──────── GIVEN DATA

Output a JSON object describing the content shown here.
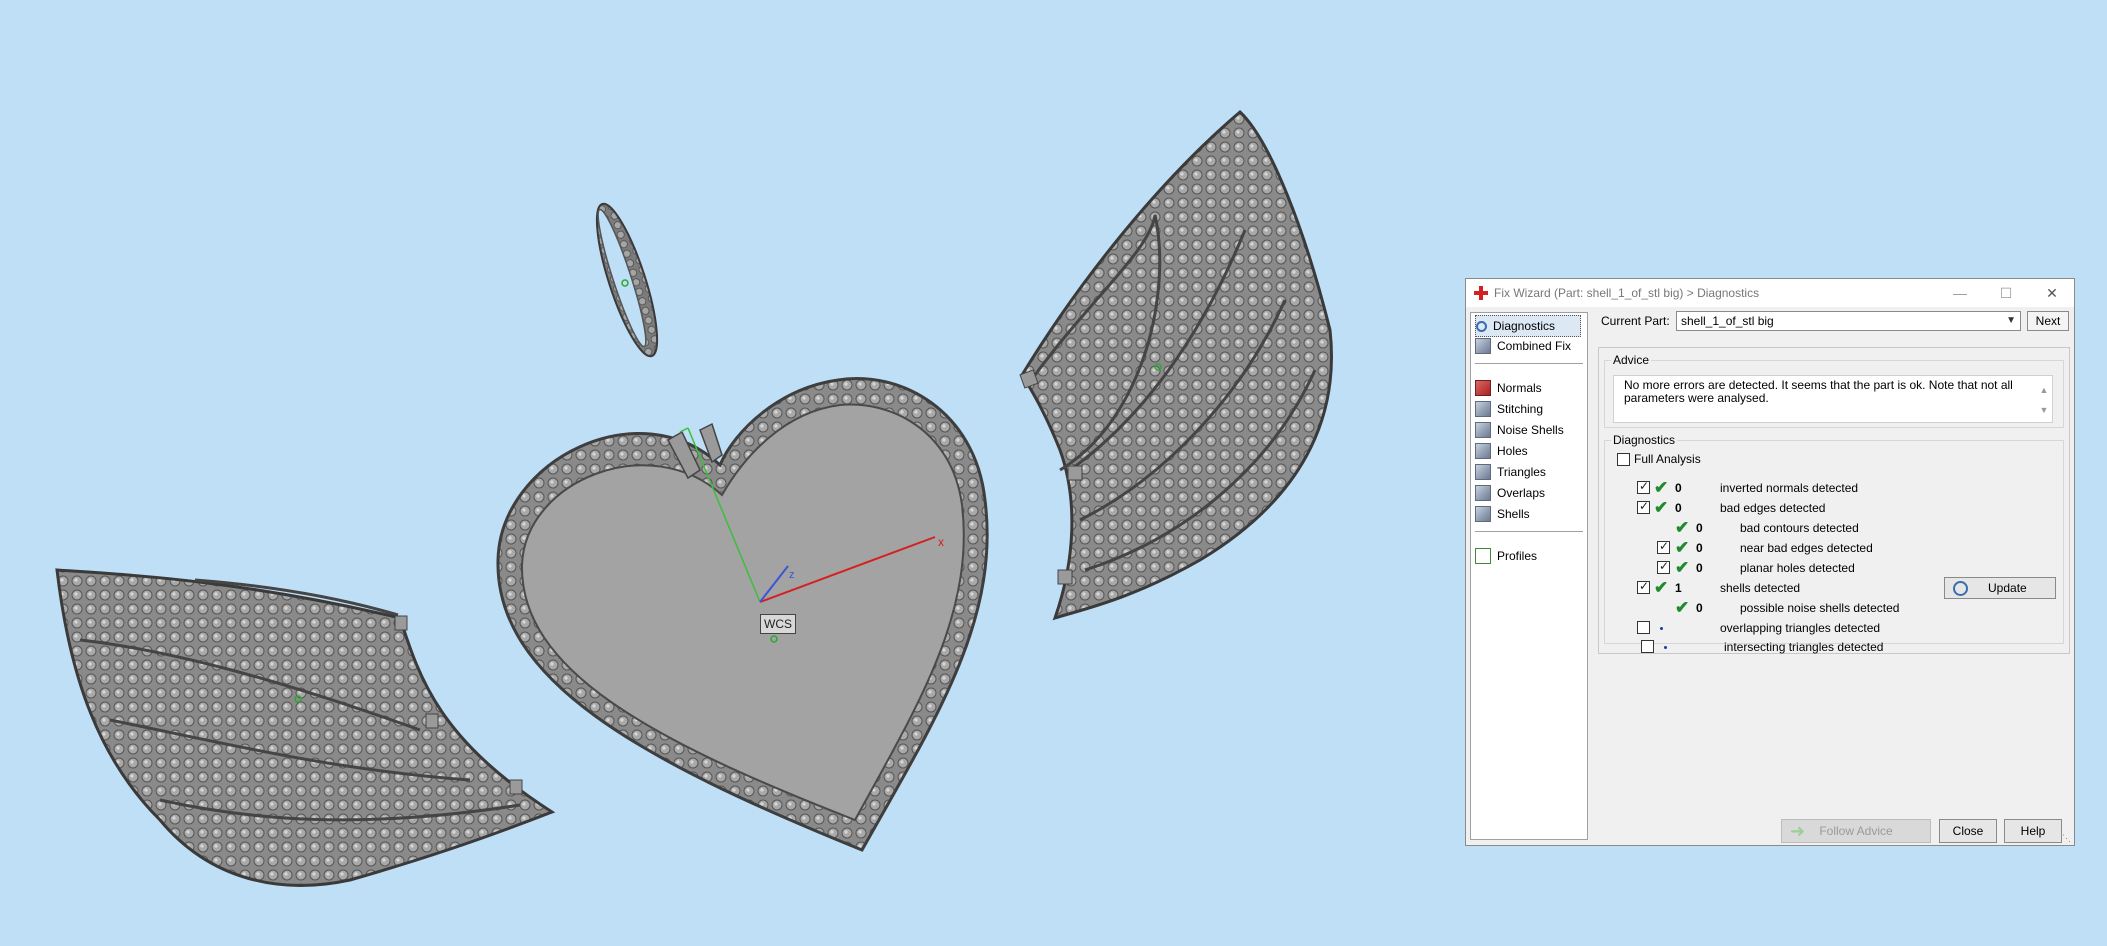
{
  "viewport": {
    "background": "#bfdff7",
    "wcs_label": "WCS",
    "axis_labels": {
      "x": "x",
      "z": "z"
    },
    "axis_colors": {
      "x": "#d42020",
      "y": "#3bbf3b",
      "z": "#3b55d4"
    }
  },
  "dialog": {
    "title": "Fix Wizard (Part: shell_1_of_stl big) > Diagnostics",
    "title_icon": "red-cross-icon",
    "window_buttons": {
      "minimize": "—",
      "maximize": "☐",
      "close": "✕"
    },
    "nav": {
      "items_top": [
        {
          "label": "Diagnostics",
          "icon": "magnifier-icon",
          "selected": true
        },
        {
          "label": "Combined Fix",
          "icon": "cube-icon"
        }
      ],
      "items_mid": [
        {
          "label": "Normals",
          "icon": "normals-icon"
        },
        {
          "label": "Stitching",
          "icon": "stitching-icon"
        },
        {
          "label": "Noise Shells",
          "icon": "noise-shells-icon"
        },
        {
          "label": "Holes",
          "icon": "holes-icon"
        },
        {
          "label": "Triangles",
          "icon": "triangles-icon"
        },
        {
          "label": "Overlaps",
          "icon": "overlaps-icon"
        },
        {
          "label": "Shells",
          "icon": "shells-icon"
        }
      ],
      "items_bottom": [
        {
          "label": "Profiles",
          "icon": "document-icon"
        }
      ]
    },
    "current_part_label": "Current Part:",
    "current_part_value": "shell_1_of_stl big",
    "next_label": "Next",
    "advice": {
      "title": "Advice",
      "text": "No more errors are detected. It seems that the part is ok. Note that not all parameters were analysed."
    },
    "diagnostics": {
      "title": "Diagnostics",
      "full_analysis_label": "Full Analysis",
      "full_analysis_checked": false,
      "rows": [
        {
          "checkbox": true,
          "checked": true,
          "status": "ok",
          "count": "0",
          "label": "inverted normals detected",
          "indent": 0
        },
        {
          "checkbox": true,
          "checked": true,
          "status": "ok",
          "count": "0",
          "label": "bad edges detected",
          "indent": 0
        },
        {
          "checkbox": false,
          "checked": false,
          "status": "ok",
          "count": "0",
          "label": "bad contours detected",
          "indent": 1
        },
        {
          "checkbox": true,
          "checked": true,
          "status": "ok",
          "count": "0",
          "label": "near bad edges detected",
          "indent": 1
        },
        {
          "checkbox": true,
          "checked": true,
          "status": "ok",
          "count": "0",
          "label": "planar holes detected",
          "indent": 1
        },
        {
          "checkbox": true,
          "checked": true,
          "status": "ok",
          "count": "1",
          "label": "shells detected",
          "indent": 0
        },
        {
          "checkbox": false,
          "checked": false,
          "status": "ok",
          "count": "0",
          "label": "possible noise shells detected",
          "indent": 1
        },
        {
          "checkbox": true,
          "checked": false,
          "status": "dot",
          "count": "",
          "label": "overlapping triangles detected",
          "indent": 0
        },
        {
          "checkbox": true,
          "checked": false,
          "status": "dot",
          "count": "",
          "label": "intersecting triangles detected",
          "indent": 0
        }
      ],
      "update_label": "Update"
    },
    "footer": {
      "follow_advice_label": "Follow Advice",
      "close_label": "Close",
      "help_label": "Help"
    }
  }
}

────────────────

## WHAT THE TASK REQUIRES
Your copy should match the entries exactly, minus the pictures.

## COMPLETE ANSWER
Output a JSON object describing the content shown here.
{
  "viewport": {
    "background": "#bfdff7",
    "wcs_label": "WCS",
    "axis_labels": {
      "x": "x",
      "z": "z"
    },
    "axis_colors": {
      "x": "#d42020",
      "y": "#3bbf3b",
      "z": "#3b55d4"
    }
  },
  "dialog": {
    "title": "Fix Wizard (Part: shell_1_of_stl big) > Diagnostics",
    "title_icon": "red-cross-icon",
    "window_buttons": {
      "minimize": "—",
      "maximize": "☐",
      "close": "✕"
    },
    "nav": {
      "items_top": [
        {
          "label": "Diagnostics",
          "icon": "magnifier-icon",
          "selected": true
        },
        {
          "label": "Combined Fix",
          "icon": "cube-icon"
        }
      ],
      "items_mid": [
        {
          "label": "Normals",
          "icon": "normals-icon"
        },
        {
          "label": "Stitching",
          "icon": "stitching-icon"
        },
        {
          "label": "Noise Shells",
          "icon": "noise-shells-icon"
        },
        {
          "label": "Holes",
          "icon": "holes-icon"
        },
        {
          "label": "Triangles",
          "icon": "triangles-icon"
        },
        {
          "label": "Overlaps",
          "icon": "overlaps-icon"
        },
        {
          "label": "Shells",
          "icon": "shells-icon"
        }
      ],
      "items_bottom": [
        {
          "label": "Profiles",
          "icon": "document-icon"
        }
      ]
    },
    "current_part_label": "Current Part:",
    "current_part_value": "shell_1_of_stl big",
    "next_label": "Next",
    "advice": {
      "title": "Advice",
      "text": "No more errors are detected. It seems that the part is ok. Note that not all parameters were analysed."
    },
    "diagnostics": {
      "title": "Diagnostics",
      "full_analysis_label": "Full Analysis",
      "full_analysis_checked": false,
      "rows": [
        {
          "checkbox": true,
          "checked": true,
          "status": "ok",
          "count": "0",
          "label": "inverted normals detected",
          "indent": 0
        },
        {
          "checkbox": true,
          "checked": true,
          "status": "ok",
          "count": "0",
          "label": "bad edges detected",
          "indent": 0
        },
        {
          "checkbox": false,
          "checked": false,
          "status": "ok",
          "count": "0",
          "label": "bad contours detected",
          "indent": 1
        },
        {
          "checkbox": true,
          "checked": true,
          "status": "ok",
          "count": "0",
          "label": "near bad edges detected",
          "indent": 1
        },
        {
          "checkbox": true,
          "checked": true,
          "status": "ok",
          "count": "0",
          "label": "planar holes detected",
          "indent": 1
        },
        {
          "checkbox": true,
          "checked": true,
          "status": "ok",
          "count": "1",
          "label": "shells detected",
          "indent": 0
        },
        {
          "checkbox": false,
          "checked": false,
          "status": "ok",
          "count": "0",
          "label": "possible noise shells detected",
          "indent": 1
        },
        {
          "checkbox": true,
          "checked": false,
          "status": "dot",
          "count": "",
          "label": "overlapping triangles detected",
          "indent": 0
        },
        {
          "checkbox": true,
          "checked": false,
          "status": "dot",
          "count": "",
          "label": "intersecting triangles detected",
          "indent": 0
        }
      ],
      "update_label": "Update"
    },
    "footer": {
      "follow_advice_label": "Follow Advice",
      "close_label": "Close",
      "help_label": "Help"
    }
  }
}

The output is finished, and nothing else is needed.